Records for this exercise:

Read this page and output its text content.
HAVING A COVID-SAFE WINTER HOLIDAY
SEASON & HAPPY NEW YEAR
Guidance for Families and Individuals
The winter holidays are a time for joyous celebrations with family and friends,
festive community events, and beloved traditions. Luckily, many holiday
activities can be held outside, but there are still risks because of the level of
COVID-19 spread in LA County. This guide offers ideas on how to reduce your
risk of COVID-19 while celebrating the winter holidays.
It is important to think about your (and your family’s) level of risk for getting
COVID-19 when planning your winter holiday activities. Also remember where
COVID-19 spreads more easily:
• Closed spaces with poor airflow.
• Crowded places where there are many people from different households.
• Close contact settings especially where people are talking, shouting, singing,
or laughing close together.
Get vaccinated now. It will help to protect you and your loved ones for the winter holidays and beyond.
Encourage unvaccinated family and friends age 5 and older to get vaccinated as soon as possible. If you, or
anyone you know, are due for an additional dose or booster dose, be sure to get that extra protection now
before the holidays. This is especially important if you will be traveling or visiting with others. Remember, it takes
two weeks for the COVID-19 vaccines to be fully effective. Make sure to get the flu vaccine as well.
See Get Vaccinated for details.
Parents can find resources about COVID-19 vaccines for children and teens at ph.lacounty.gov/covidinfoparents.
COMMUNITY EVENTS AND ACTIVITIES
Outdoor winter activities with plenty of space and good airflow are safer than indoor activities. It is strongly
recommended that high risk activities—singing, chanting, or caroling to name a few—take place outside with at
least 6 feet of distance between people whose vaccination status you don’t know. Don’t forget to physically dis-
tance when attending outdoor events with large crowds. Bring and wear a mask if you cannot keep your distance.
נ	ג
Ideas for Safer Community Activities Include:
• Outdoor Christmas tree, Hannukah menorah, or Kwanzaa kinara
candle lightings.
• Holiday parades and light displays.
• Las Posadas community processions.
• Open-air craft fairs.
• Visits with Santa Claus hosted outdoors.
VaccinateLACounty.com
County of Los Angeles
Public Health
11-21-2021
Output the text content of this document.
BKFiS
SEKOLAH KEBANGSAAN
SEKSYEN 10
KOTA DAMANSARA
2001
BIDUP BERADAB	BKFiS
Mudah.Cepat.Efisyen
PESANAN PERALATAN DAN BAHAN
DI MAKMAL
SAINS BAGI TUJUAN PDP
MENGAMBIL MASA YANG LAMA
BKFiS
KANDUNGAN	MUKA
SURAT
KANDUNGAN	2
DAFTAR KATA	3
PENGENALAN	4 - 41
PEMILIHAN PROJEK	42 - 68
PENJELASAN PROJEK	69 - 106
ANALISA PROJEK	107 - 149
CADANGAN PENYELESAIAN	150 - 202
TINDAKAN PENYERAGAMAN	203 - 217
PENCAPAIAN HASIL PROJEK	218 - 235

Problem: Retype the records that precede this task, keeping them exactly the same.

Written response:
Read this page and output its text content.
HAVING A COVID-SAFE WINTER HOLIDAY
SEASON & HAPPY NEW YEAR
Guidance for Families and Individuals
The winter holidays are a time for joyous celebrations with family and friends,
festive community events, and beloved traditions. Luckily, many holiday
activities can be held outside, but there are still risks because of the level of
COVID-19 spread in LA County. This guide offers ideas on how to reduce your
risk of COVID-19 while celebrating the winter holidays.
It is important to think about your (and your family’s) level of risk for getting
COVID-19 when planning your winter holiday activities. Also remember where
COVID-19 spreads more easily:
• Closed spaces with poor airflow.
• Crowded places where there are many people from different households.
• Close contact settings especially where people are talking, shouting, singing,
or laughing close together.
Get vaccinated now. It will help to protect you and your loved ones for the winter holidays and beyond.
Encourage unvaccinated family and friends age 5 and older to get vaccinated as soon as possible. If you, or
anyone you know, are due for an additional dose or booster dose, be sure to get that extra protection now
before the holidays. This is especially important if you will be traveling or visiting with others. Remember, it takes
two weeks for the COVID-19 vaccines to be fully effective. Make sure to get the flu vaccine as well.
See Get Vaccinated for details.
Parents can find resources about COVID-19 vaccines for children and teens at ph.lacounty.gov/covidinfoparents.
COMMUNITY EVENTS AND ACTIVITIES
Outdoor winter activities with plenty of space and good airflow are safer than indoor activities. It is strongly
recommended that high risk activities—singing, chanting, or caroling to name a few—take place outside with at
least 6 feet of distance between people whose vaccination status you don’t know. Don’t forget to physically dis-
tance when attending outdoor events with large crowds. Bring and wear a mask if you cannot keep your distance.
נ	ג
Ideas for Safer Community Activities Include:
• Outdoor Christmas tree, Hannukah menorah, or Kwanzaa kinara
candle lightings.
• Holiday parades and light displays.
• Las Posadas community processions.
• Open-air craft fairs.
• Visits with Santa Claus hosted outdoors.
VaccinateLACounty.com
County of Los Angeles
Public Health
11-21-2021
Output the text content of this document.
BKFiS
SEKOLAH KEBANGSAAN
SEKSYEN 10
KOTA DAMANSARA
2001
BIDUP BERADAB	BKFiS
Mudah.Cepat.Efisyen
PESANAN PERALATAN DAN BAHAN
DI MAKMAL
SAINS BAGI TUJUAN PDP
MENGAMBIL MASA YANG LAMA
BKFiS
KANDUNGAN	MUKA
SURAT
KANDUNGAN	2
DAFTAR KATA	3
PENGENALAN	4 - 41
PEMILIHAN PROJEK	42 - 68
PENJELASAN PROJEK	69 - 106
ANALISA PROJEK	107 - 149
CADANGAN PENYELESAIAN	150 - 202
TINDAKAN PENYERAGAMAN	203 - 217
PENCAPAIAN HASIL PROJEK	218 - 235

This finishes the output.